阅读材料 —
↓

61. Rotate List

Problem:

Given a linked list, rotate the list to the right by k places, where k is non-negative.

Example 1:

Input: 1->2->3->4->5->NULL, k = 2
Output: 4->5->1->2->3->NULL
Explanation:
rotate 1 steps to the right: 5->1->2->3->4->NULL
rotate 2 steps to the right: 4->5->1->2->3->NULL

Example 2:

Input: 0->1->2->NULL, k = 4
Output: 2->0->1->NULL
Explanation:
rotate 1 steps to the right: 2->0->1->NULL
rotate 2 steps to the right: 1->2->0->NULL
rotate 3 steps to the right: 0->1->2->NULL
rotate 4 steps to the right: 2->0->1->NULL

思路：
首先算出链表的长度（因为平移的时候以长度为周期重复），然后将链表头尾相连变成循环链表，找到头尾节点即可。

Solution:

ListNode* rotateRight(ListNode* head, int k) {
    if (!head) return head;
        
    int len = 1;
    ListNode *newHead, *tail;
    newHead = tail = head;
        
    while (tail->next) {
        tail = tail->next;
        len++;
    }
        
    tail->next = head;  //成为循环链表
        
    k %= len;
    if (k) {
        for (int i = 0; i < len - k; i++) {
            tail = tail->next;          //找到尾节点，将头结点当成第一个节点，则尾节点是第(len-k)个节点
        }
    } 
    newHead = tail->next;
    tail->next = NULL;
    return newHead;
}

性能：
Runtime: 12 ms  Memory Usage: 9.6 MB

↑

元素框标注:
↓

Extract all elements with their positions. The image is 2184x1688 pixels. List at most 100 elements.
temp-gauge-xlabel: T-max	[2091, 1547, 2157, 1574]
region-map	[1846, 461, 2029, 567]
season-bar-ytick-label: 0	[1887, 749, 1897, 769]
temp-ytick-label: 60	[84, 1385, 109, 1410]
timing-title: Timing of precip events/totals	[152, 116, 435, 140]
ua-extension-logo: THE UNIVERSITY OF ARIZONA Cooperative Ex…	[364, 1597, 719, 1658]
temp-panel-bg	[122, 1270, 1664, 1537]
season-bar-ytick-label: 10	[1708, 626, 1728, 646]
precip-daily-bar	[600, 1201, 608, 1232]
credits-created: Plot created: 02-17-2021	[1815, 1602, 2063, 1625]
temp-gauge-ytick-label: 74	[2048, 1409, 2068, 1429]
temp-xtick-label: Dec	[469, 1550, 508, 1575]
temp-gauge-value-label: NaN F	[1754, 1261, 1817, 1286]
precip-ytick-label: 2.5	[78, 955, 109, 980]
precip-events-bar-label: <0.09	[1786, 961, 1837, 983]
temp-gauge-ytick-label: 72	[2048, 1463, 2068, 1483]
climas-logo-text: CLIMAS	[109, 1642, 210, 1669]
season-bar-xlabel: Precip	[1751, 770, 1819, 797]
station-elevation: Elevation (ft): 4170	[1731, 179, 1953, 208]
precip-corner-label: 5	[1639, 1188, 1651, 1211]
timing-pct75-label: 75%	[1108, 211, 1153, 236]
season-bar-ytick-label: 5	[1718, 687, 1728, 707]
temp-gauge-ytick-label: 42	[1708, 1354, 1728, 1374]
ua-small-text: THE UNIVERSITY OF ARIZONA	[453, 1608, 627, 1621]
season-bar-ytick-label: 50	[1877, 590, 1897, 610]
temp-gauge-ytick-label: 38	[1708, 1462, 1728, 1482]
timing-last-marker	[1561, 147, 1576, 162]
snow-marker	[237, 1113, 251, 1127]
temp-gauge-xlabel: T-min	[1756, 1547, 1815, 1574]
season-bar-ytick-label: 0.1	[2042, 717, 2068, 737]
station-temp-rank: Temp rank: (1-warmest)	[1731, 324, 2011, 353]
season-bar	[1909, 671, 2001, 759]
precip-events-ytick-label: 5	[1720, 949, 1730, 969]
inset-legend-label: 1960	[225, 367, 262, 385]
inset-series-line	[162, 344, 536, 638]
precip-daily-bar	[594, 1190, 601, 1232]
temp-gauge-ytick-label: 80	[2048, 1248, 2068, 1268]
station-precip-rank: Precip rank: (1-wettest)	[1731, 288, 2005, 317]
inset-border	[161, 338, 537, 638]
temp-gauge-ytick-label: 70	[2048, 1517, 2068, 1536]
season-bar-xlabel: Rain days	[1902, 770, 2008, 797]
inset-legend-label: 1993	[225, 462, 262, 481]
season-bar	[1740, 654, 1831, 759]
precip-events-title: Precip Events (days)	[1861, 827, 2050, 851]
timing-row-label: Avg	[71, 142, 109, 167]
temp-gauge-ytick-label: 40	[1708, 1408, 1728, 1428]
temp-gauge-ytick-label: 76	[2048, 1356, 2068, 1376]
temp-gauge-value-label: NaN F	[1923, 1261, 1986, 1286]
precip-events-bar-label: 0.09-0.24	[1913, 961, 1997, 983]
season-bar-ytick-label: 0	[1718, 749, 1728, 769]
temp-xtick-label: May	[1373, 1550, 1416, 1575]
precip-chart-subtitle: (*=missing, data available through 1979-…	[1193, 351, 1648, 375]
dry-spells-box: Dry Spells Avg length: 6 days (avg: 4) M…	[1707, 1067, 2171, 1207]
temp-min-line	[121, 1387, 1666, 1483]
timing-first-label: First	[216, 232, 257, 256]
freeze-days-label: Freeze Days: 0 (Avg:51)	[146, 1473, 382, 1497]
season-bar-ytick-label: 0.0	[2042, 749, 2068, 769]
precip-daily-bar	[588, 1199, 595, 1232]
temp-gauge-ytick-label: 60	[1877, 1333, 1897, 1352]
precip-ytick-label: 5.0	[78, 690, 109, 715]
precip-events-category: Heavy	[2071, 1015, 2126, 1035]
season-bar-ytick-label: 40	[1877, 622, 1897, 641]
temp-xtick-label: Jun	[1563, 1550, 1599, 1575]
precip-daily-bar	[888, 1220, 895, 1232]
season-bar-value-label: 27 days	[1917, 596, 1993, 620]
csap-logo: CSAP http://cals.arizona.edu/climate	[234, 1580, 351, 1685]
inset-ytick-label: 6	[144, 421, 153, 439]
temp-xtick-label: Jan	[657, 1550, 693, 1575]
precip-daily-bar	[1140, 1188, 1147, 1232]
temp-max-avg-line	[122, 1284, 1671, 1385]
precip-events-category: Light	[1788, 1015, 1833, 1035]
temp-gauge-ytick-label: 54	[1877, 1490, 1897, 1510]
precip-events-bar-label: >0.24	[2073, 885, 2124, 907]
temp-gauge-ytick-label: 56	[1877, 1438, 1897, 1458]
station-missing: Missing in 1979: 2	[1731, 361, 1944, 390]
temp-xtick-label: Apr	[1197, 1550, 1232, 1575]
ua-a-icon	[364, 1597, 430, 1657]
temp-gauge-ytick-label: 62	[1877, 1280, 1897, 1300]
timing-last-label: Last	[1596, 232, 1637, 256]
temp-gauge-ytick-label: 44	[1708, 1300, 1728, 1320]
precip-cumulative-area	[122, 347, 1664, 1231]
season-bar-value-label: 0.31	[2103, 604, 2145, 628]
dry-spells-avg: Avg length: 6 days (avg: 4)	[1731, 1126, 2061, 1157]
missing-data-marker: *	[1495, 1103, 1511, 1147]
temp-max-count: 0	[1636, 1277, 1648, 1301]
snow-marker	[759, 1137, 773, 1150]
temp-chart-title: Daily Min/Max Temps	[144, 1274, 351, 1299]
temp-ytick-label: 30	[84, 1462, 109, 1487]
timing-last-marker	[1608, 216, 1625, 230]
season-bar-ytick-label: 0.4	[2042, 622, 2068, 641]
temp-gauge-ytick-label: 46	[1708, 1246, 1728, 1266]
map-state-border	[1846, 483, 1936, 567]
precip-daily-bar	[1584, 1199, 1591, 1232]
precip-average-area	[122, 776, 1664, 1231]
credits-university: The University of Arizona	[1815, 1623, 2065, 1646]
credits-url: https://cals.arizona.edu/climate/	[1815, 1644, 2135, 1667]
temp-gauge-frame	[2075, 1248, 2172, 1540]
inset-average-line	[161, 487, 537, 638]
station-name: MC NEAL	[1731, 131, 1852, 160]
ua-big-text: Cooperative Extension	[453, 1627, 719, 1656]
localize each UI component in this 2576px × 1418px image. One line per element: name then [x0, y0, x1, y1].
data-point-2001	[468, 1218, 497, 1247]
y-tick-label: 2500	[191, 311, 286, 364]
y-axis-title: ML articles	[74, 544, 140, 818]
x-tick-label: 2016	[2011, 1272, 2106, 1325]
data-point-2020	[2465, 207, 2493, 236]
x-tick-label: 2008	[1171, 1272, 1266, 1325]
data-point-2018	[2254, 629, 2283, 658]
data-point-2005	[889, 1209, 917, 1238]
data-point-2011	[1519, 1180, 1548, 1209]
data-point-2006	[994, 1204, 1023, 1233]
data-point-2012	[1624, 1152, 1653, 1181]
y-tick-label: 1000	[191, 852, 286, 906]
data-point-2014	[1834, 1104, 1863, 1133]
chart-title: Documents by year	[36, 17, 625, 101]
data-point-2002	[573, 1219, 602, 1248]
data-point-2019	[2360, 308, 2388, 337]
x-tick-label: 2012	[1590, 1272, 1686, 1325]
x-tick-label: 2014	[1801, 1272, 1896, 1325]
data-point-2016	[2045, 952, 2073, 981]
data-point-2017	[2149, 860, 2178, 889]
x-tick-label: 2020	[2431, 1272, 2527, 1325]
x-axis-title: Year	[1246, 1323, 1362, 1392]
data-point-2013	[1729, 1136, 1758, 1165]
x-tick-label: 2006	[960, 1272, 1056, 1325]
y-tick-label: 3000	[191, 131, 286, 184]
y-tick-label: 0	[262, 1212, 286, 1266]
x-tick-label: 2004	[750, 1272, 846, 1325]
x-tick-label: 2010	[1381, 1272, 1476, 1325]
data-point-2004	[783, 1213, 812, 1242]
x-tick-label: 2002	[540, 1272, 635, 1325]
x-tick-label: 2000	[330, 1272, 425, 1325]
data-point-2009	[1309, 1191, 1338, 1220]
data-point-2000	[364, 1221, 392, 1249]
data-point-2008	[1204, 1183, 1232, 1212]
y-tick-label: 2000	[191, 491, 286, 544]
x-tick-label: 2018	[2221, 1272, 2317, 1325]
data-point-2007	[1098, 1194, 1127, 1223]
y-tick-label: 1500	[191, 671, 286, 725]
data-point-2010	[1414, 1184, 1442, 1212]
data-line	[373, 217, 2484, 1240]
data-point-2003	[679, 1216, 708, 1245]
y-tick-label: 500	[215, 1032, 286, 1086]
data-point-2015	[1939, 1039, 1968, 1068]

↑

任务目标 — 请输出旋转链表题解中以“Input: 0->1->2->NULL, k”开头、一直到“循环链表，找到头尾节点即可。”为止的原文，一字不改。

本题解答 —
Input: 0->1->2->NULL, k = 4
Output: 2->0->1->NULL
Explanation:
rotate 1 steps to the right: 2->0->1->NULL
rotate 2 steps to the right: 1->2->0->NULL
rotate 3 steps to the right: 0->1->2->NULL
rotate 4 steps to the right: 2->0->1->NULL

思路：
首先算出链表的长度（因为平移的时候以长度为周期重复），然后将链表头尾相连变成循环链表，找到头尾节点即可。